▶ _Set exercise_
Repeat all the material exactly; pictures stay out of your copy.

▶ _Records shown_
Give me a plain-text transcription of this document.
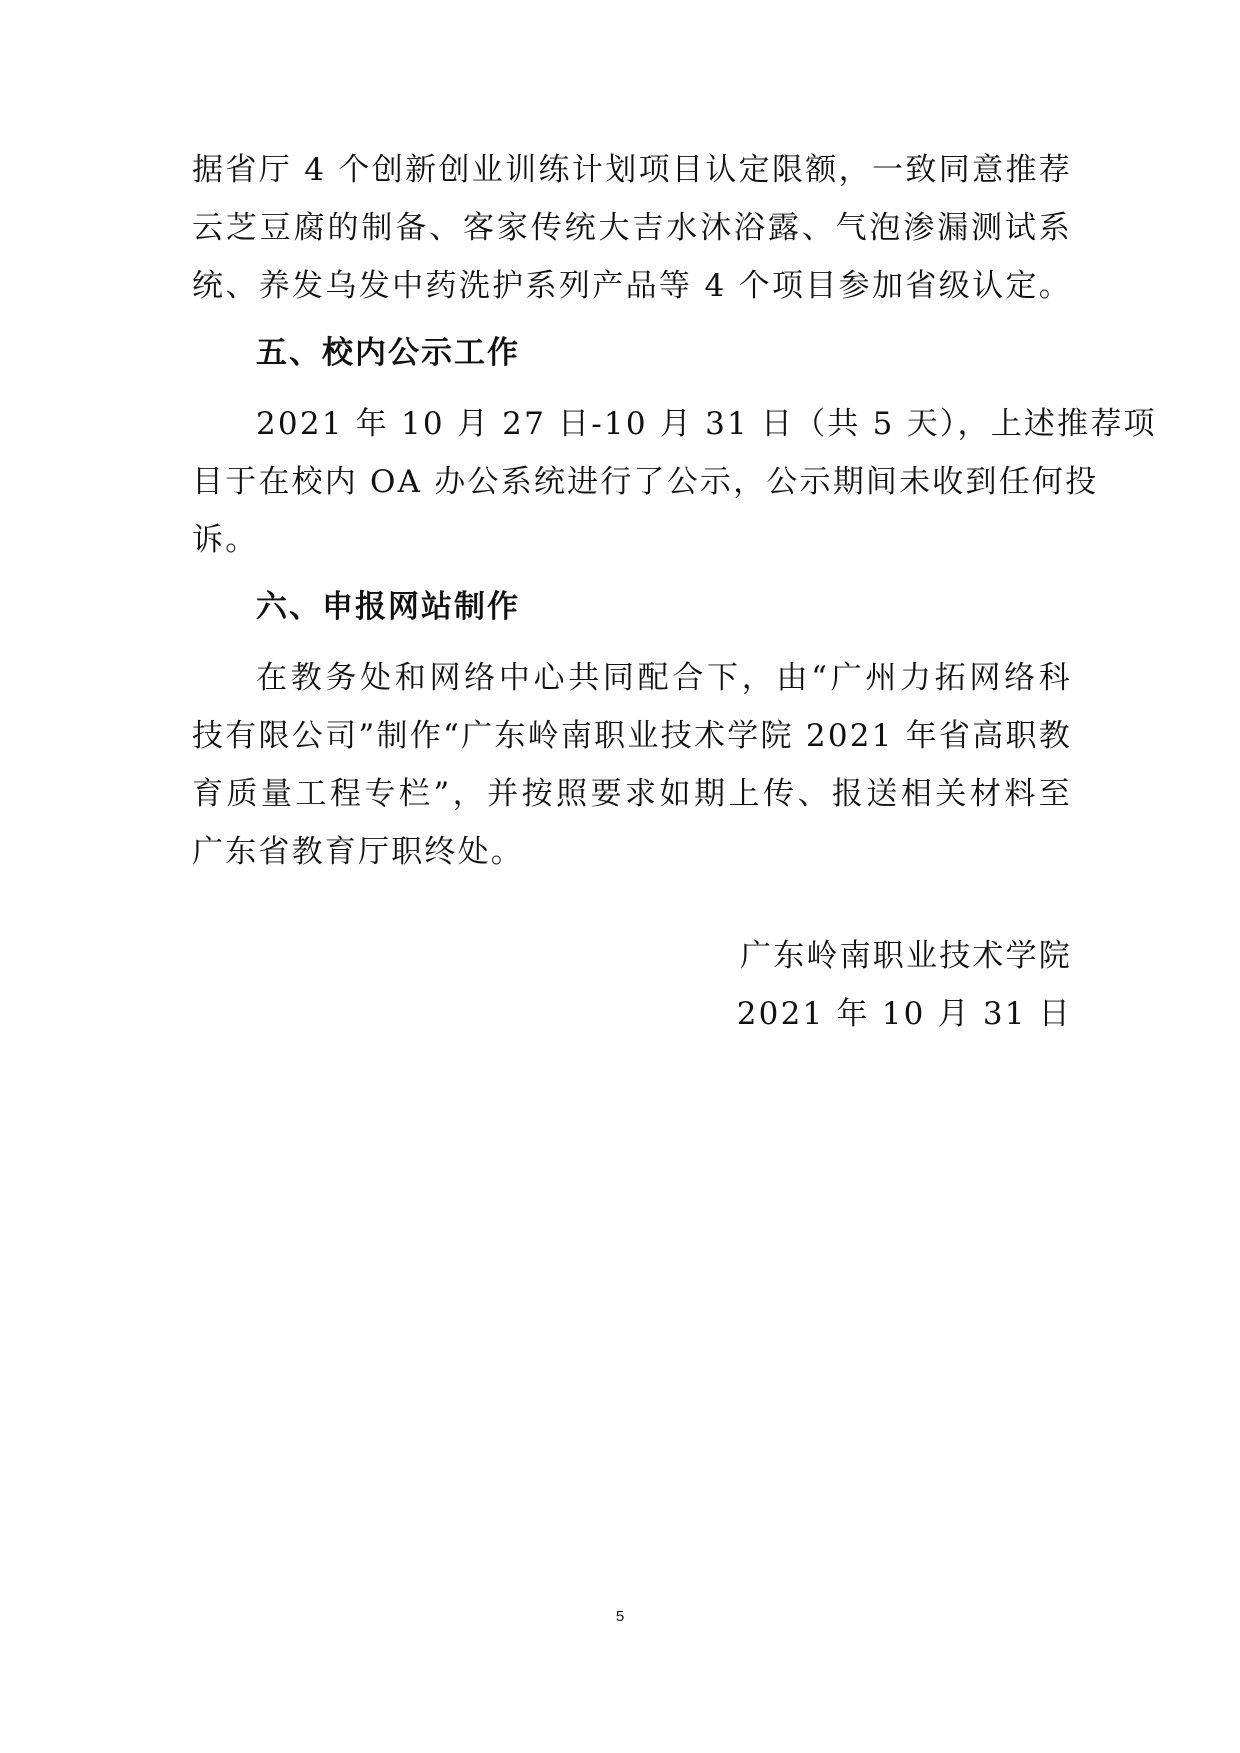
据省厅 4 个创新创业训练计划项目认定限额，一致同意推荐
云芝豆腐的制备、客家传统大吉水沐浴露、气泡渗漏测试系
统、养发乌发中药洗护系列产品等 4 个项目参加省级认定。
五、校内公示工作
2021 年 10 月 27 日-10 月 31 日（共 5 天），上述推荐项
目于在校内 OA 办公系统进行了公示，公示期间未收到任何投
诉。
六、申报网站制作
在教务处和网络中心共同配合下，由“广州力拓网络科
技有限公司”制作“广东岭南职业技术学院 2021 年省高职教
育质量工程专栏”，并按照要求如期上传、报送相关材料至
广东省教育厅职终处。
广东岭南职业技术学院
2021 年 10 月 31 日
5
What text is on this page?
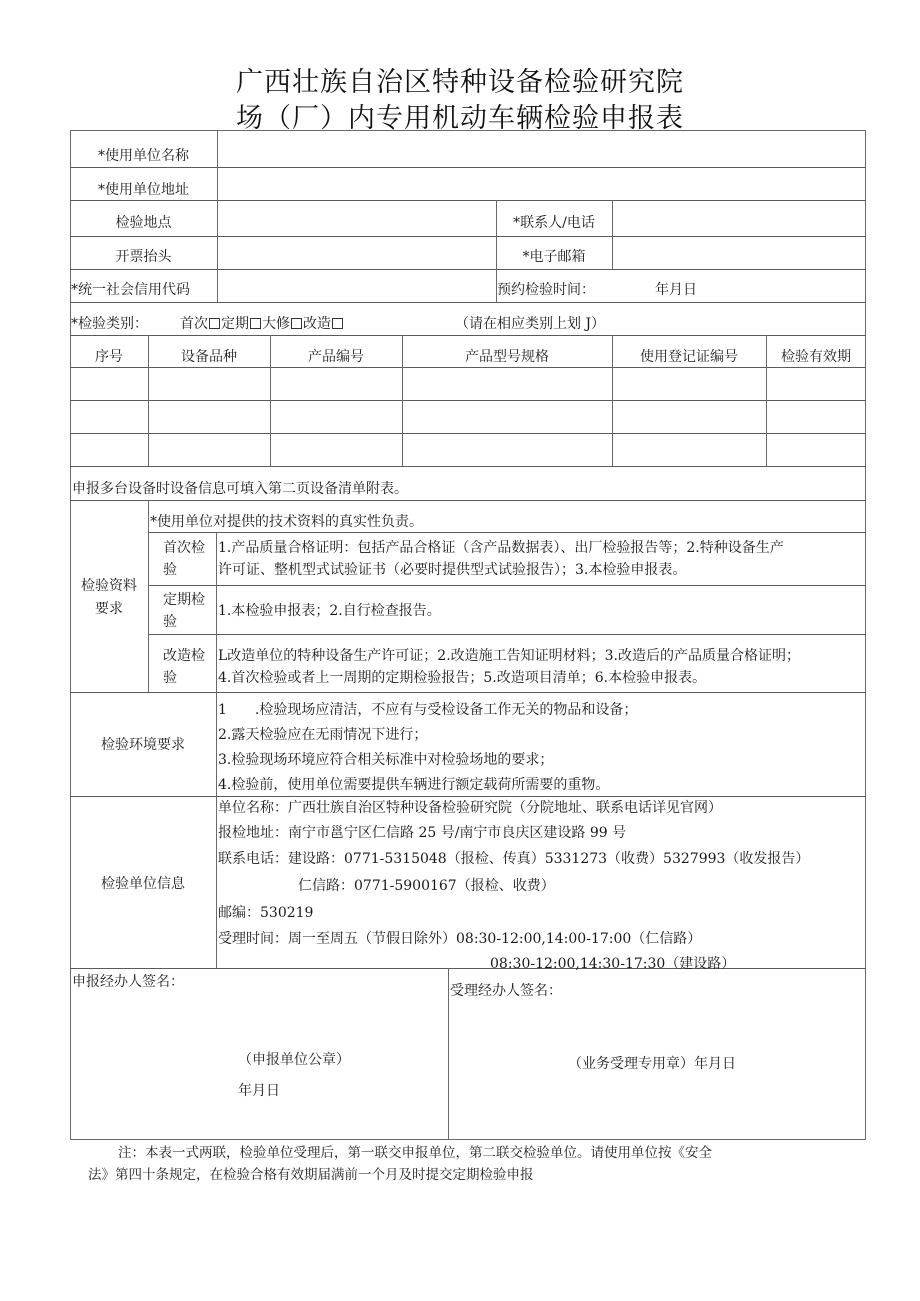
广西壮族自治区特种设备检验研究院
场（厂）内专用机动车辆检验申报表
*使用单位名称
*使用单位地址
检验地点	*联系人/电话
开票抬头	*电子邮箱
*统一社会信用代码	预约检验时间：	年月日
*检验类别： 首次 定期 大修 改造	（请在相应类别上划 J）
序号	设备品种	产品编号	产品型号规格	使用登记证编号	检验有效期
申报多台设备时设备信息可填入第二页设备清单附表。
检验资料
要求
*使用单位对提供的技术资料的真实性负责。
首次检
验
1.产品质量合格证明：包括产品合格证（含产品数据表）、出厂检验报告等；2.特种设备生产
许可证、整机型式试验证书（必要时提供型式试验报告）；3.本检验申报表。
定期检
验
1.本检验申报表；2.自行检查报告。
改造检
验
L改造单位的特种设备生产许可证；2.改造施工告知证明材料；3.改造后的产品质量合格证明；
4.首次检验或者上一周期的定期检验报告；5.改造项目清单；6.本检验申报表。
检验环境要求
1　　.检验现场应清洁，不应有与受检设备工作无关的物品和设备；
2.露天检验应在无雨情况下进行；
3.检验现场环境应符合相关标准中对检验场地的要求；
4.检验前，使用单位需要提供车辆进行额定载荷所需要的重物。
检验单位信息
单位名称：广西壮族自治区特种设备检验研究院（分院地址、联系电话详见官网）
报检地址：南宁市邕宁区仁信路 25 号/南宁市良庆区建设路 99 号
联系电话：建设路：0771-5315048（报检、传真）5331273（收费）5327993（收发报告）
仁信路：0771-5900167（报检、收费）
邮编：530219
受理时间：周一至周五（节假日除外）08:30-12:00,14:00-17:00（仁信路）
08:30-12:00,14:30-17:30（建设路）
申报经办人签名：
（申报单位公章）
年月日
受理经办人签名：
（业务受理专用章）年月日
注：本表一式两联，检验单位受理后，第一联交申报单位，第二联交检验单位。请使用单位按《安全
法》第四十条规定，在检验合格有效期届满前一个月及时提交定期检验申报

▶ _Exercise solution_
Give me a plain-text transcription of this document.
据省厅 4 个创新创业训练计划项目认定限额，一致同意推荐
云芝豆腐的制备、客家传统大吉水沐浴露、气泡渗漏测试系
统、养发乌发中药洗护系列产品等 4 个项目参加省级认定。
五、校内公示工作
2021 年 10 月 27 日-10 月 31 日（共 5 天），上述推荐项
目于在校内 OA 办公系统进行了公示，公示期间未收到任何投
诉。
六、申报网站制作
在教务处和网络中心共同配合下，由“广州力拓网络科
技有限公司”制作“广东岭南职业技术学院 2021 年省高职教
育质量工程专栏”，并按照要求如期上传、报送相关材料至
广东省教育厅职终处。
广东岭南职业技术学院
2021 年 10 月 31 日
5
What text is on this page?
广西壮族自治区特种设备检验研究院
场（厂）内专用机动车辆检验申报表
*使用单位名称
*使用单位地址
检验地点	*联系人/电话
开票抬头	*电子邮箱
*统一社会信用代码	预约检验时间：	年月日
*检验类别： 首次 定期 大修 改造	（请在相应类别上划 J）
序号	设备品种	产品编号	产品型号规格	使用登记证编号	检验有效期
申报多台设备时设备信息可填入第二页设备清单附表。
检验资料
要求
*使用单位对提供的技术资料的真实性负责。
首次检
验
1.产品质量合格证明：包括产品合格证（含产品数据表）、出厂检验报告等；2.特种设备生产
许可证、整机型式试验证书（必要时提供型式试验报告）；3.本检验申报表。
定期检
验
1.本检验申报表；2.自行检查报告。
改造检
验
L改造单位的特种设备生产许可证；2.改造施工告知证明材料；3.改造后的产品质量合格证明；
4.首次检验或者上一周期的定期检验报告；5.改造项目清单；6.本检验申报表。
检验环境要求
1　　.检验现场应清洁，不应有与受检设备工作无关的物品和设备；
2.露天检验应在无雨情况下进行；
3.检验现场环境应符合相关标准中对检验场地的要求；
4.检验前，使用单位需要提供车辆进行额定载荷所需要的重物。
检验单位信息
单位名称：广西壮族自治区特种设备检验研究院（分院地址、联系电话详见官网）
报检地址：南宁市邕宁区仁信路 25 号/南宁市良庆区建设路 99 号
联系电话：建设路：0771-5315048（报检、传真）5331273（收费）5327993（收发报告）
仁信路：0771-5900167（报检、收费）
邮编：530219
受理时间：周一至周五（节假日除外）08:30-12:00,14:00-17:00（仁信路）
08:30-12:00,14:30-17:30（建设路）
申报经办人签名：
（申报单位公章）
年月日
受理经办人签名：
（业务受理专用章）年月日
注：本表一式两联，检验单位受理后，第一联交申报单位，第二联交检验单位。请使用单位按《安全
法》第四十条规定，在检验合格有效期届满前一个月及时提交定期检验申报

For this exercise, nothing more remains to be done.